---------- Extracted records
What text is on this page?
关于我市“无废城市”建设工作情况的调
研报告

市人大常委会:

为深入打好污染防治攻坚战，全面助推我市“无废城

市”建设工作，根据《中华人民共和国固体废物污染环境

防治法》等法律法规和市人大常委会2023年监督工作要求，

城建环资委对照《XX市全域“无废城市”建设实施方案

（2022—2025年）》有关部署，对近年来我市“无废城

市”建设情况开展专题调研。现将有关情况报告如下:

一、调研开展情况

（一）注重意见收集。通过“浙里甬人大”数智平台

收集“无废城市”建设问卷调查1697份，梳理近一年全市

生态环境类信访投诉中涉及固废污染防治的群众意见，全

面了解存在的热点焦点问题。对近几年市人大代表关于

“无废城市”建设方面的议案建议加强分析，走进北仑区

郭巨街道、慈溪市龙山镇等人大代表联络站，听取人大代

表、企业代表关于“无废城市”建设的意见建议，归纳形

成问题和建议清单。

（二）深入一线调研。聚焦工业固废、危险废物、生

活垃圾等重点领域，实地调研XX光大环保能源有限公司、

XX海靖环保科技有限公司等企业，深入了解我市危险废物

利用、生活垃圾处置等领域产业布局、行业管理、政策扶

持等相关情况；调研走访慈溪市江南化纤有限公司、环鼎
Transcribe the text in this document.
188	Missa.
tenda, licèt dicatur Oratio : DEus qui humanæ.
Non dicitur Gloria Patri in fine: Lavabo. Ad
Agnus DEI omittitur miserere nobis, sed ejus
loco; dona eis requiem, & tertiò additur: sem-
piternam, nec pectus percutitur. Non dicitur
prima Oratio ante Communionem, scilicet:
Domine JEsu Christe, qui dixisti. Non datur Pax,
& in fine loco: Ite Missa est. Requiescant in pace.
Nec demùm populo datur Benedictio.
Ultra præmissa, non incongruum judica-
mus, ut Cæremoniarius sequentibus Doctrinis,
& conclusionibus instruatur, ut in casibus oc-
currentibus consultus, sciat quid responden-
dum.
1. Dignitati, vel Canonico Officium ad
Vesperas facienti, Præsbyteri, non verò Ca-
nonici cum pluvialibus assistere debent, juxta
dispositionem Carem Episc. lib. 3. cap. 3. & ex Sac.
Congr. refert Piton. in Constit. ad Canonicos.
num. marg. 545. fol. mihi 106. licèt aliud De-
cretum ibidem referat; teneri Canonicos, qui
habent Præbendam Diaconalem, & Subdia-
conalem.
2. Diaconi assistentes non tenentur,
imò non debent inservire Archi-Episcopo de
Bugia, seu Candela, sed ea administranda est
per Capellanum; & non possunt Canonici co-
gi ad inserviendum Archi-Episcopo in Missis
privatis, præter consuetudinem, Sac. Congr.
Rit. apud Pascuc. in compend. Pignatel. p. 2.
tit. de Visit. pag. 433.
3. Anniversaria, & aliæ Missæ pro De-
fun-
--------------------
• Directions
Every line of the data above should be copied exactly.

• Solution below
What text is on this page?
关于我市“无废城市”建设工作情况的调
研报告

市人大常委会:

为深入打好污染防治攻坚战，全面助推我市“无废城

市”建设工作，根据《中华人民共和国固体废物污染环境

防治法》等法律法规和市人大常委会2023年监督工作要求，

城建环资委对照《XX市全域“无废城市”建设实施方案

（2022—2025年）》有关部署，对近年来我市“无废城

市”建设情况开展专题调研。现将有关情况报告如下:

一、调研开展情况

（一）注重意见收集。通过“浙里甬人大”数智平台

收集“无废城市”建设问卷调查1697份，梳理近一年全市

生态环境类信访投诉中涉及固废污染防治的群众意见，全

面了解存在的热点焦点问题。对近几年市人大代表关于

“无废城市”建设方面的议案建议加强分析，走进北仑区

郭巨街道、慈溪市龙山镇等人大代表联络站，听取人大代

表、企业代表关于“无废城市”建设的意见建议，归纳形

成问题和建议清单。

（二）深入一线调研。聚焦工业固废、危险废物、生

活垃圾等重点领域，实地调研XX光大环保能源有限公司、

XX海靖环保科技有限公司等企业，深入了解我市危险废物

利用、生活垃圾处置等领域产业布局、行业管理、政策扶

持等相关情况；调研走访慈溪市江南化纤有限公司、环鼎
Transcribe the text in this document.
188	Missa.
tenda, licèt dicatur Oratio : DEus qui humanæ.
Non dicitur Gloria Patri in fine: Lavabo. Ad
Agnus DEI omittitur miserere nobis, sed ejus
loco; dona eis requiem, & tertiò additur: sem-
piternam, nec pectus percutitur. Non dicitur
prima Oratio ante Communionem, scilicet:
Domine JEsu Christe, qui dixisti. Non datur Pax,
& in fine loco: Ite Missa est. Requiescant in pace.
Nec demùm populo datur Benedictio.
Ultra præmissa, non incongruum judica-
mus, ut Cæremoniarius sequentibus Doctrinis,
& conclusionibus instruatur, ut in casibus oc-
currentibus consultus, sciat quid responden-
dum.
1. Dignitati, vel Canonico Officium ad
Vesperas facienti, Præsbyteri, non verò Ca-
nonici cum pluvialibus assistere debent, juxta
dispositionem Carem Episc. lib. 3. cap. 3. & ex Sac.
Congr. refert Piton. in Constit. ad Canonicos.
num. marg. 545. fol. mihi 106. licèt aliud De-
cretum ibidem referat; teneri Canonicos, qui
habent Præbendam Diaconalem, & Subdia-
conalem.
2. Diaconi assistentes non tenentur,
imò non debent inservire Archi-Episcopo de
Bugia, seu Candela, sed ea administranda est
per Capellanum; & non possunt Canonici co-
gi ad inserviendum Archi-Episcopo in Missis
privatis, præter consuetudinem, Sac. Congr.
Rit. apud Pascuc. in compend. Pignatel. p. 2.
tit. de Visit. pag. 433.
3. Anniversaria, & aliæ Missæ pro De-
fun-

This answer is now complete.